Task to carry out
Skip the pictures and extract all of the lines exactly as written.

Stored records
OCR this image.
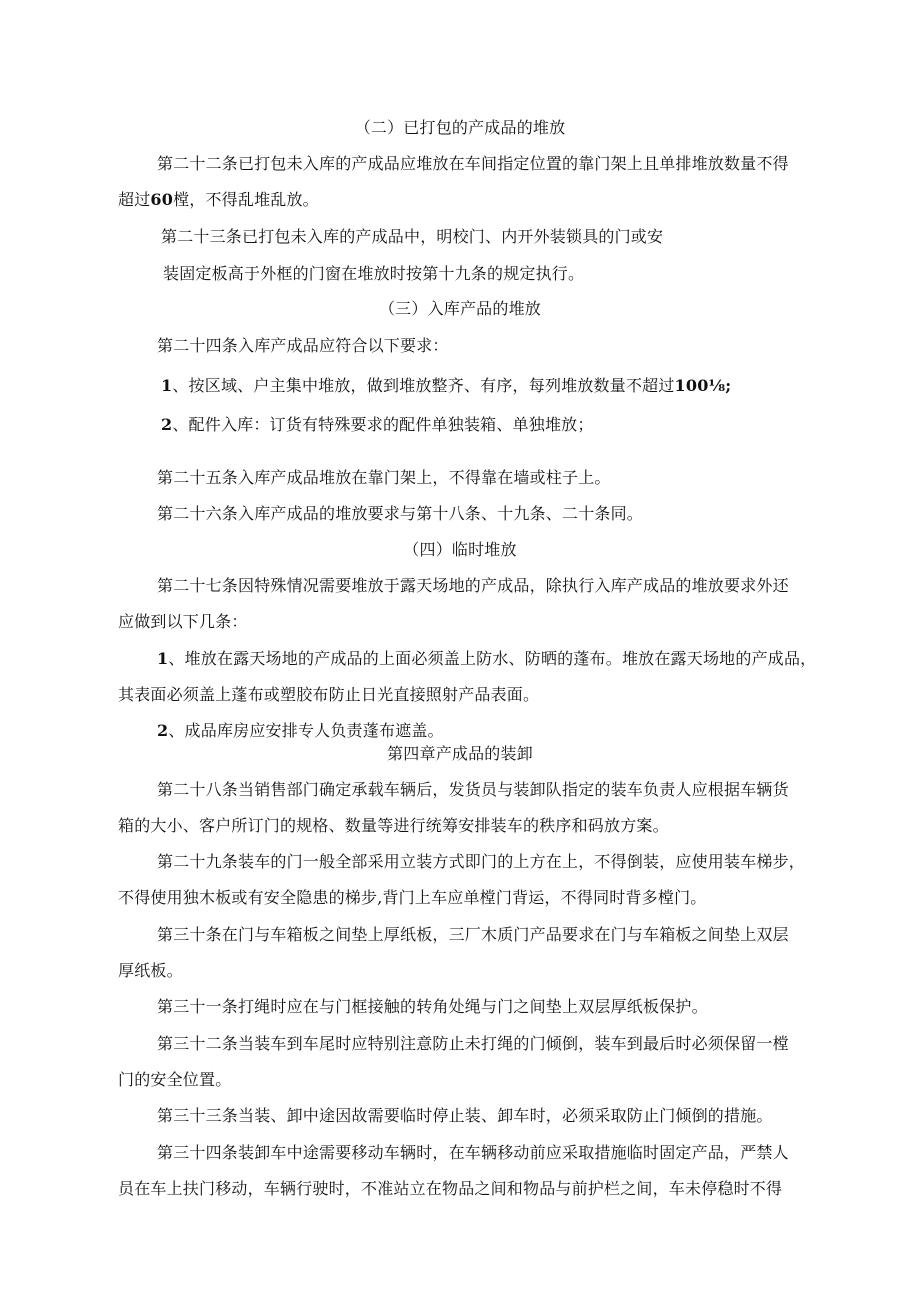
（二）已打包的产成品的堆放
第二十二条已打包未入库的产成品应堆放在车间指定位置的靠门架上且单排堆放数量不得
超过60樘，不得乱堆乱放。
第二十三条已打包未入库的产成品中，明校门、内开外装锁具的门或安
装固定板高于外框的门窗在堆放时按第十九条的规定执行。
（三）入库产品的堆放
第二十四条入库产成品应符合以下要求：
1、按区域、户主集中堆放，做到堆放整齐、有序，每列堆放数量不超过100⅛;
2、配件入库：订货有特殊要求的配件单独装箱、单独堆放；
第二十五条入库产成品堆放在靠门架上，不得靠在墙或柱子上。
第二十六条入库产成品的堆放要求与第十八条、十九条、二十条同。
（四）临时堆放
第二十七条因特殊情况需要堆放于露天场地的产成品，除执行入库产成品的堆放要求外还
应做到以下几条：
1、堆放在露天场地的产成品的上面必须盖上防水、防晒的蓬布。堆放在露天场地的产成品，
其表面必须盖上蓬布或塑胶布防止日光直接照射产品表面。
2、成品库房应安排专人负责蓬布遮盖。
第四章产成品的装卸
第二十八条当销售部门确定承载车辆后，发货员与装卸队指定的装车负责人应根据车辆货
箱的大小、客户所订门的规格、数量等进行统筹安排装车的秩序和码放方案。
第二十九条装车的门一般全部采用立装方式即门的上方在上，不得倒装，应使用装车梯步，
不得使用独木板或有安全隐患的梯步,背门上车应单樘门背运，不得同时背多樘门。
第三十条在门与车箱板之间垫上厚纸板，三厂木质门产品要求在门与车箱板之间垫上双层
厚纸板。
第三十一条打绳时应在与门框接触的转角处绳与门之间垫上双层厚纸板保护。
第三十二条当装车到车尾时应特别注意防止未打绳的门倾倒，装车到最后时必须保留一樘
门的安全位置。
第三十三条当装、卸中途因故需要临时停止装、卸车时，必须采取防止门倾倒的措施。
第三十四条装卸车中途需要移动车辆时，在车辆移动前应采取措施临时固定产品，严禁人
员在车上扶门移动，车辆行驶时，不准站立在物品之间和物品与前护栏之间，车未停稳时不得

Solved problem
OCR this image.
（二）已打包的产成品的堆放
第二十二条已打包未入库的产成品应堆放在车间指定位置的靠门架上且单排堆放数量不得
超过60樘，不得乱堆乱放。
第二十三条已打包未入库的产成品中，明校门、内开外装锁具的门或安
装固定板高于外框的门窗在堆放时按第十九条的规定执行。
（三）入库产品的堆放
第二十四条入库产成品应符合以下要求：
1、按区域、户主集中堆放，做到堆放整齐、有序，每列堆放数量不超过100⅛;
2、配件入库：订货有特殊要求的配件单独装箱、单独堆放；
第二十五条入库产成品堆放在靠门架上，不得靠在墙或柱子上。
第二十六条入库产成品的堆放要求与第十八条、十九条、二十条同。
（四）临时堆放
第二十七条因特殊情况需要堆放于露天场地的产成品，除执行入库产成品的堆放要求外还
应做到以下几条：
1、堆放在露天场地的产成品的上面必须盖上防水、防晒的蓬布。堆放在露天场地的产成品，
其表面必须盖上蓬布或塑胶布防止日光直接照射产品表面。
2、成品库房应安排专人负责蓬布遮盖。
第四章产成品的装卸
第二十八条当销售部门确定承载车辆后，发货员与装卸队指定的装车负责人应根据车辆货
箱的大小、客户所订门的规格、数量等进行统筹安排装车的秩序和码放方案。
第二十九条装车的门一般全部采用立装方式即门的上方在上，不得倒装，应使用装车梯步，
不得使用独木板或有安全隐患的梯步,背门上车应单樘门背运，不得同时背多樘门。
第三十条在门与车箱板之间垫上厚纸板，三厂木质门产品要求在门与车箱板之间垫上双层
厚纸板。
第三十一条打绳时应在与门框接触的转角处绳与门之间垫上双层厚纸板保护。
第三十二条当装车到车尾时应特别注意防止未打绳的门倾倒，装车到最后时必须保留一樘
门的安全位置。
第三十三条当装、卸中途因故需要临时停止装、卸车时，必须采取防止门倾倒的措施。
第三十四条装卸车中途需要移动车辆时，在车辆移动前应采取措施临时固定产品，严禁人
员在车上扶门移动，车辆行驶时，不准站立在物品之间和物品与前护栏之间，车未停稳时不得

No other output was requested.